§ Material for this exercise

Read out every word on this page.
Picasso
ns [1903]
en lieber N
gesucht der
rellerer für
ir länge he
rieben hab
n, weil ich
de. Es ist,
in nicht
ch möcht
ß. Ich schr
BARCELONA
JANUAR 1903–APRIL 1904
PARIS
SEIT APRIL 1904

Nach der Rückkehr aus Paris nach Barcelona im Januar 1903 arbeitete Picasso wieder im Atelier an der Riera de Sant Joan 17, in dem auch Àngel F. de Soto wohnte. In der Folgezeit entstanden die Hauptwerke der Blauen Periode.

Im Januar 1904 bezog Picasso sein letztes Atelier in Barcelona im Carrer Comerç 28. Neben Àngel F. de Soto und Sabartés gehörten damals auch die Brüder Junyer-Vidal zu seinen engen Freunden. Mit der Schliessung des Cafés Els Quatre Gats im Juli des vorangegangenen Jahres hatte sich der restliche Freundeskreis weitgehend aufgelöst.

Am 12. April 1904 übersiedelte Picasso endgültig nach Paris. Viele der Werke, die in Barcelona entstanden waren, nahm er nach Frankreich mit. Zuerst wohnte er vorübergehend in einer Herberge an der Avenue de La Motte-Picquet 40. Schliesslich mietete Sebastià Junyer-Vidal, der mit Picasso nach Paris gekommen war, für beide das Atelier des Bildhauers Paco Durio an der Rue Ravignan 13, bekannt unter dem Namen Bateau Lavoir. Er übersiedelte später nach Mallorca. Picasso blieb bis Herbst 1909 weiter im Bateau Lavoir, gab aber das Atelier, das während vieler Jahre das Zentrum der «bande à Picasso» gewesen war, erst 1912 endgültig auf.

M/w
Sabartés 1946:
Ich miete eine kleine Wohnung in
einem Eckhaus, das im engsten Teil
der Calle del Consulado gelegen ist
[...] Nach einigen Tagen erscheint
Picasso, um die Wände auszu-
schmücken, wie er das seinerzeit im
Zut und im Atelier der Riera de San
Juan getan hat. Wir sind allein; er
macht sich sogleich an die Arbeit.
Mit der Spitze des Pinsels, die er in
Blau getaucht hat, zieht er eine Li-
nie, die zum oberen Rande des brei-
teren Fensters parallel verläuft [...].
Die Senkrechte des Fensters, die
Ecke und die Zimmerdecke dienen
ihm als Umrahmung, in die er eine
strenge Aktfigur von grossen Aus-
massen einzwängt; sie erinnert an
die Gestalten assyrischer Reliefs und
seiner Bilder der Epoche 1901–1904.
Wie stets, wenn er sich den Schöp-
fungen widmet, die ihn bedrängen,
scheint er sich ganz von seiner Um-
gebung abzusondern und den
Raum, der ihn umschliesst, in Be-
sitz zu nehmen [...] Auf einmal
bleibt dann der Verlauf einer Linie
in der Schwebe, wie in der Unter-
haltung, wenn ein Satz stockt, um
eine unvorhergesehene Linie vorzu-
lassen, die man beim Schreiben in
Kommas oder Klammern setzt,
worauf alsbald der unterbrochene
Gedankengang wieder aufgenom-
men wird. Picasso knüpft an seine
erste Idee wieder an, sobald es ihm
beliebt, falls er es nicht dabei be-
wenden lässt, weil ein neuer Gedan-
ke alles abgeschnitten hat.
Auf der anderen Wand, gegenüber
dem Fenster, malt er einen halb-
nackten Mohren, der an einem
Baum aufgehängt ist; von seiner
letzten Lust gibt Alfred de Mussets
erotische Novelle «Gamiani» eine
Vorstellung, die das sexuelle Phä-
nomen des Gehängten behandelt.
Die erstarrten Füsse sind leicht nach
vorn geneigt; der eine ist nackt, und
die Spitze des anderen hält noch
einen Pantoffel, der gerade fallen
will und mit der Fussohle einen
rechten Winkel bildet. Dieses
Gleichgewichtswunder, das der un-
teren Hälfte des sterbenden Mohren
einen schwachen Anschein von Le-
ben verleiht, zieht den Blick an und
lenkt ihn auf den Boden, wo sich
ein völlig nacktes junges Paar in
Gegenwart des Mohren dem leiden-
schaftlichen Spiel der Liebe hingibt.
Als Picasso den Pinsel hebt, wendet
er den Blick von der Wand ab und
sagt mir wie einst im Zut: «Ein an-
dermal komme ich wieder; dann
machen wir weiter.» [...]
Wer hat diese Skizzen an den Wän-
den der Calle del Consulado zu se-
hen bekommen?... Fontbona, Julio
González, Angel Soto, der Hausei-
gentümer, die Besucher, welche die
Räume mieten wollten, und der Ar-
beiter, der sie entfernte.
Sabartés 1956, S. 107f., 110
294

§ What to produce
Every record above must be printed again exactly as it stands.

§ Answer to the problem
Read out every word on this page.
Picasso
ns [1903]
en lieber N
gesucht der
rellerer für
ir länge he
rieben hab
n, weil ich
de. Es ist,
in nicht
ch möcht
ß. Ich schr
BARCELONA
JANUAR 1903–APRIL 1904
PARIS
SEIT APRIL 1904

Nach der Rückkehr aus Paris nach Barcelona im Januar 1903 arbeitete Picasso wieder im Atelier an der Riera de Sant Joan 17, in dem auch Àngel F. de Soto wohnte. In der Folgezeit entstanden die Hauptwerke der Blauen Periode.

Im Januar 1904 bezog Picasso sein letztes Atelier in Barcelona im Carrer Comerç 28. Neben Àngel F. de Soto und Sabartés gehörten damals auch die Brüder Junyer-Vidal zu seinen engen Freunden. Mit der Schliessung des Cafés Els Quatre Gats im Juli des vorangegangenen Jahres hatte sich der restliche Freundeskreis weitgehend aufgelöst.

Am 12. April 1904 übersiedelte Picasso endgültig nach Paris. Viele der Werke, die in Barcelona entstanden waren, nahm er nach Frankreich mit. Zuerst wohnte er vorübergehend in einer Herberge an der Avenue de La Motte-Picquet 40. Schliesslich mietete Sebastià Junyer-Vidal, der mit Picasso nach Paris gekommen war, für beide das Atelier des Bildhauers Paco Durio an der Rue Ravignan 13, bekannt unter dem Namen Bateau Lavoir. Er übersiedelte später nach Mallorca. Picasso blieb bis Herbst 1909 weiter im Bateau Lavoir, gab aber das Atelier, das während vieler Jahre das Zentrum der «bande à Picasso» gewesen war, erst 1912 endgültig auf.

M/w
Sabartés 1946:
Ich miete eine kleine Wohnung in
einem Eckhaus, das im engsten Teil
der Calle del Consulado gelegen ist
[...] Nach einigen Tagen erscheint
Picasso, um die Wände auszu-
schmücken, wie er das seinerzeit im
Zut und im Atelier der Riera de San
Juan getan hat. Wir sind allein; er
macht sich sogleich an die Arbeit.
Mit der Spitze des Pinsels, die er in
Blau getaucht hat, zieht er eine Li-
nie, die zum oberen Rande des brei-
teren Fensters parallel verläuft [...].
Die Senkrechte des Fensters, die
Ecke und die Zimmerdecke dienen
ihm als Umrahmung, in die er eine
strenge Aktfigur von grossen Aus-
massen einzwängt; sie erinnert an
die Gestalten assyrischer Reliefs und
seiner Bilder der Epoche 1901–1904.
Wie stets, wenn er sich den Schöp-
fungen widmet, die ihn bedrängen,
scheint er sich ganz von seiner Um-
gebung abzusondern und den
Raum, der ihn umschliesst, in Be-
sitz zu nehmen [...] Auf einmal
bleibt dann der Verlauf einer Linie
in der Schwebe, wie in der Unter-
haltung, wenn ein Satz stockt, um
eine unvorhergesehene Linie vorzu-
lassen, die man beim Schreiben in
Kommas oder Klammern setzt,
worauf alsbald der unterbrochene
Gedankengang wieder aufgenom-
men wird. Picasso knüpft an seine
erste Idee wieder an, sobald es ihm
beliebt, falls er es nicht dabei be-
wenden lässt, weil ein neuer Gedan-
ke alles abgeschnitten hat.
Auf der anderen Wand, gegenüber
dem Fenster, malt er einen halb-
nackten Mohren, der an einem
Baum aufgehängt ist; von seiner
letzten Lust gibt Alfred de Mussets
erotische Novelle «Gamiani» eine
Vorstellung, die das sexuelle Phä-
nomen des Gehängten behandelt.
Die erstarrten Füsse sind leicht nach
vorn geneigt; der eine ist nackt, und
die Spitze des anderen hält noch
einen Pantoffel, der gerade fallen
will und mit der Fussohle einen
rechten Winkel bildet. Dieses
Gleichgewichtswunder, das der un-
teren Hälfte des sterbenden Mohren
einen schwachen Anschein von Le-
ben verleiht, zieht den Blick an und
lenkt ihn auf den Boden, wo sich
ein völlig nacktes junges Paar in
Gegenwart des Mohren dem leiden-
schaftlichen Spiel der Liebe hingibt.
Als Picasso den Pinsel hebt, wendet
er den Blick von der Wand ab und
sagt mir wie einst im Zut: «Ein an-
dermal komme ich wieder; dann
machen wir weiter.» [...]
Wer hat diese Skizzen an den Wän-
den der Calle del Consulado zu se-
hen bekommen?... Fontbona, Julio
González, Angel Soto, der Hausei-
gentümer, die Besucher, welche die
Räume mieten wollten, und der Ar-
beiter, der sie entfernte.
Sabartés 1956, S. 107f., 110
294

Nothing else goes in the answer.